Pull out all lines from the listing below in which the word "JSON" appears.

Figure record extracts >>

————————

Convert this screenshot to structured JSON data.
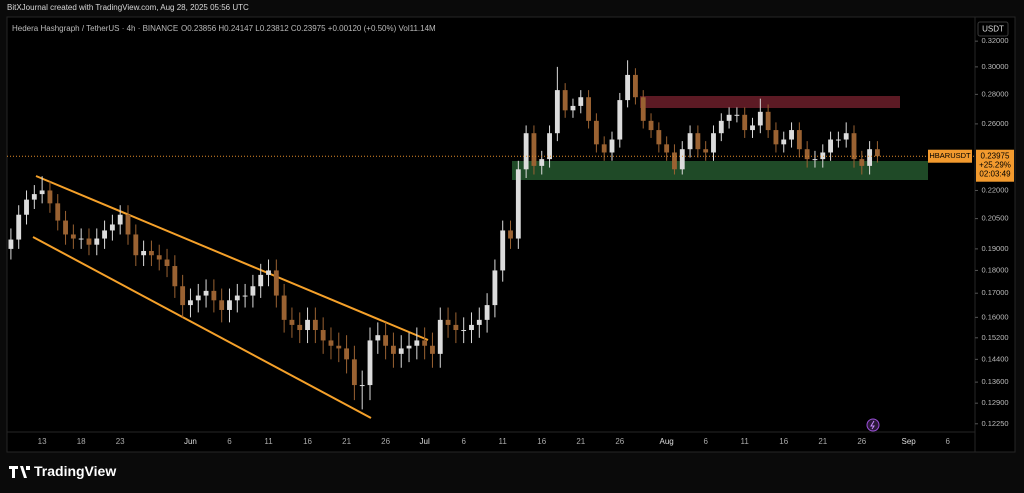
{
  "credit": "BitXJournal created with TradingView.com, Aug 28, 2025 05:56 UTC",
  "brand": "TradingView",
  "chart_data": {
    "type": "candlestick",
    "symbol_title": "Hedera Hashgraph / TetherUS · 4h · BINANCE",
    "ohlc_text": "O0.23856 H0.24147 L0.23812 C0.23975 +0.00120 (+0.50%) Vol11.14M",
    "currency": "USDT",
    "last_label": {
      "symbol": "HBARUSDT",
      "price": "0.23975",
      "change": "+25.29%",
      "countdown": "02:03:49"
    },
    "log_scale": true,
    "up_color": "#dcdcdc",
    "down_color": "#9a6232",
    "ylim": [
      0.12,
      0.34
    ],
    "yticks": [
      {
        "value": 0.32,
        "label": "0.32000"
      },
      {
        "value": 0.3,
        "label": "0.30000"
      },
      {
        "value": 0.28,
        "label": "0.28000"
      },
      {
        "value": 0.26,
        "label": "0.26000"
      },
      {
        "value": 0.22,
        "label": "0.22000"
      },
      {
        "value": 0.205,
        "label": "0.20500"
      },
      {
        "value": 0.19,
        "label": "0.19000"
      },
      {
        "value": 0.18,
        "label": "0.18000"
      },
      {
        "value": 0.17,
        "label": "0.17000"
      },
      {
        "value": 0.16,
        "label": "0.16000"
      },
      {
        "value": 0.152,
        "label": "0.15200"
      },
      {
        "value": 0.144,
        "label": "0.14400"
      },
      {
        "value": 0.136,
        "label": "0.13600"
      },
      {
        "value": 0.129,
        "label": "0.12900"
      },
      {
        "value": 0.1225,
        "label": "0.12250"
      }
    ],
    "categories": [
      null,
      null,
      null,
      null,
      "13",
      null,
      null,
      null,
      null,
      "18",
      null,
      null,
      null,
      null,
      "23",
      null,
      null,
      null,
      null,
      null,
      null,
      null,
      null,
      "Jun",
      null,
      null,
      null,
      null,
      "6",
      null,
      null,
      null,
      null,
      "11",
      null,
      null,
      null,
      null,
      "16",
      null,
      null,
      null,
      null,
      "21",
      null,
      null,
      null,
      null,
      "26",
      null,
      null,
      null,
      null,
      "Jul",
      null,
      null,
      null,
      null,
      "6",
      null,
      null,
      null,
      null,
      "11",
      null,
      null,
      null,
      null,
      "16",
      null,
      null,
      null,
      null,
      "21",
      null,
      null,
      null,
      null,
      "26",
      null,
      null,
      null,
      null,
      null,
      "Aug",
      null,
      null,
      null,
      null,
      "6",
      null,
      null,
      null,
      null,
      "11",
      null,
      null,
      null,
      null,
      "16",
      null,
      null,
      null,
      null,
      "21",
      null,
      null,
      null,
      null,
      "26",
      null,
      null,
      null,
      null,
      null,
      "Sep",
      null,
      null,
      null,
      null,
      "6",
      null,
      null,
      null
    ],
    "open": [
      0.19,
      0.1945,
      0.207,
      0.215,
      0.218,
      0.22,
      0.213,
      0.204,
      0.197,
      0.195,
      0.195,
      0.192,
      0.195,
      0.199,
      0.202,
      0.207,
      0.197,
      0.187,
      0.189,
      0.187,
      0.185,
      0.182,
      0.173,
      0.165,
      0.167,
      0.169,
      0.171,
      0.167,
      0.163,
      0.167,
      0.169,
      0.169,
      0.173,
      0.178,
      0.18,
      0.169,
      0.159,
      0.157,
      0.155,
      0.159,
      0.155,
      0.151,
      0.149,
      0.148,
      0.144,
      0.135,
      0.135,
      0.151,
      0.153,
      0.149,
      0.146,
      0.148,
      0.149,
      0.151,
      0.149,
      0.146,
      0.159,
      0.157,
      0.155,
      0.155,
      0.157,
      0.159,
      0.165,
      0.18,
      0.199,
      0.195,
      0.232,
      0.254,
      0.234,
      0.238,
      0.254,
      0.283,
      0.269,
      0.272,
      0.278,
      0.262,
      0.247,
      0.242,
      0.25,
      0.276,
      0.294,
      0.278,
      0.262,
      0.256,
      0.247,
      0.242,
      0.232,
      0.244,
      0.254,
      0.244,
      0.242,
      0.254,
      0.262,
      0.266,
      0.266,
      0.256,
      0.259,
      0.268,
      0.256,
      0.247,
      0.25,
      0.256,
      0.244,
      0.238,
      0.238,
      0.242,
      0.25,
      0.25,
      0.254,
      0.238,
      0.234,
      0.244,
      null,
      null,
      null,
      null,
      null,
      null,
      null,
      null,
      null,
      null,
      null,
      null
    ],
    "high": [
      0.2,
      0.212,
      0.22,
      0.223,
      0.228,
      0.225,
      0.218,
      0.209,
      0.202,
      0.2,
      0.2,
      0.2,
      0.204,
      0.207,
      0.212,
      0.212,
      0.202,
      0.194,
      0.194,
      0.192,
      0.19,
      0.187,
      0.178,
      0.172,
      0.174,
      0.176,
      0.176,
      0.172,
      0.172,
      0.174,
      0.174,
      0.178,
      0.183,
      0.185,
      0.185,
      0.174,
      0.164,
      0.162,
      0.164,
      0.164,
      0.16,
      0.156,
      0.154,
      0.153,
      0.149,
      0.14,
      0.156,
      0.158,
      0.158,
      0.154,
      0.153,
      0.154,
      0.156,
      0.156,
      0.154,
      0.164,
      0.164,
      0.162,
      0.16,
      0.162,
      0.164,
      0.17,
      0.185,
      0.204,
      0.204,
      0.237,
      0.259,
      0.259,
      0.243,
      0.259,
      0.3,
      0.288,
      0.277,
      0.283,
      0.283,
      0.267,
      0.252,
      0.255,
      0.281,
      0.305,
      0.299,
      0.283,
      0.267,
      0.261,
      0.252,
      0.247,
      0.249,
      0.259,
      0.259,
      0.249,
      0.259,
      0.267,
      0.271,
      0.271,
      0.271,
      0.264,
      0.277,
      0.273,
      0.261,
      0.255,
      0.261,
      0.261,
      0.249,
      0.243,
      0.247,
      0.255,
      0.255,
      0.261,
      0.259,
      0.243,
      0.249,
      0.249,
      null,
      null,
      null,
      null,
      null,
      null,
      null,
      null,
      null,
      null,
      null,
      null
    ],
    "low": [
      0.185,
      0.19,
      0.202,
      0.21,
      0.213,
      0.208,
      0.199,
      0.192,
      0.19,
      0.19,
      0.187,
      0.187,
      0.19,
      0.194,
      0.197,
      0.192,
      0.182,
      0.182,
      0.182,
      0.18,
      0.177,
      0.168,
      0.16,
      0.16,
      0.162,
      0.164,
      0.162,
      0.158,
      0.158,
      0.162,
      0.164,
      0.164,
      0.168,
      0.173,
      0.164,
      0.154,
      0.152,
      0.15,
      0.15,
      0.15,
      0.146,
      0.144,
      0.143,
      0.139,
      0.13,
      0.127,
      0.13,
      0.146,
      0.144,
      0.141,
      0.141,
      0.143,
      0.144,
      0.144,
      0.141,
      0.141,
      0.152,
      0.15,
      0.15,
      0.15,
      0.152,
      0.154,
      0.16,
      0.175,
      0.19,
      0.19,
      0.227,
      0.229,
      0.229,
      0.233,
      0.249,
      0.264,
      0.264,
      0.267,
      0.257,
      0.242,
      0.237,
      0.237,
      0.245,
      0.271,
      0.273,
      0.257,
      0.251,
      0.242,
      0.237,
      0.229,
      0.229,
      0.239,
      0.239,
      0.237,
      0.237,
      0.249,
      0.257,
      0.261,
      0.251,
      0.251,
      0.254,
      0.251,
      0.242,
      0.242,
      0.245,
      0.239,
      0.233,
      0.233,
      0.233,
      0.237,
      0.245,
      0.245,
      0.233,
      0.229,
      0.229,
      0.236,
      null,
      null,
      null,
      null,
      null,
      null,
      null,
      null,
      null,
      null,
      null,
      null
    ],
    "close": [
      0.1945,
      0.207,
      0.215,
      0.218,
      0.22,
      0.213,
      0.204,
      0.197,
      0.195,
      0.195,
      0.192,
      0.195,
      0.199,
      0.202,
      0.207,
      0.197,
      0.187,
      0.189,
      0.187,
      0.185,
      0.182,
      0.173,
      0.165,
      0.167,
      0.169,
      0.171,
      0.167,
      0.163,
      0.167,
      0.169,
      0.169,
      0.173,
      0.178,
      0.18,
      0.169,
      0.159,
      0.157,
      0.155,
      0.159,
      0.155,
      0.151,
      0.149,
      0.148,
      0.144,
      0.135,
      0.135,
      0.151,
      0.153,
      0.149,
      0.146,
      0.148,
      0.149,
      0.151,
      0.149,
      0.146,
      0.159,
      0.157,
      0.155,
      0.155,
      0.157,
      0.159,
      0.165,
      0.18,
      0.199,
      0.195,
      0.232,
      0.254,
      0.234,
      0.238,
      0.254,
      0.283,
      0.269,
      0.272,
      0.278,
      0.262,
      0.247,
      0.242,
      0.25,
      0.276,
      0.294,
      0.278,
      0.262,
      0.256,
      0.247,
      0.242,
      0.232,
      0.244,
      0.254,
      0.244,
      0.242,
      0.254,
      0.262,
      0.266,
      0.266,
      0.256,
      0.259,
      0.268,
      0.256,
      0.247,
      0.25,
      0.256,
      0.244,
      0.238,
      0.238,
      0.242,
      0.25,
      0.25,
      0.254,
      0.238,
      0.234,
      0.244,
      0.23975,
      null,
      null,
      null,
      null,
      null,
      null,
      null,
      null,
      null,
      null,
      null,
      null
    ]
  }
}
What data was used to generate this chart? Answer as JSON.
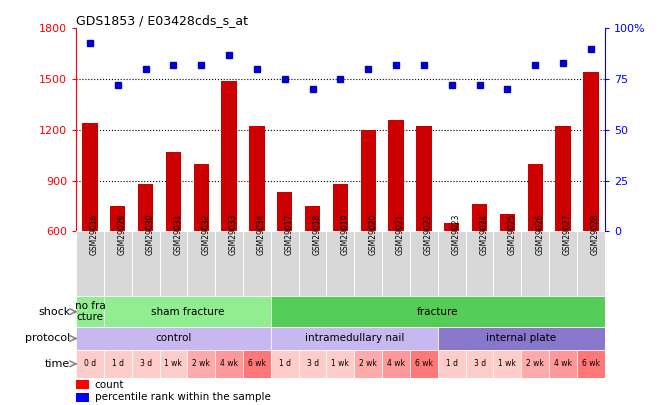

————————

Output below >>
Convert this screenshot to structured JSON data.
What data was used to generate this chart? Answer as JSON.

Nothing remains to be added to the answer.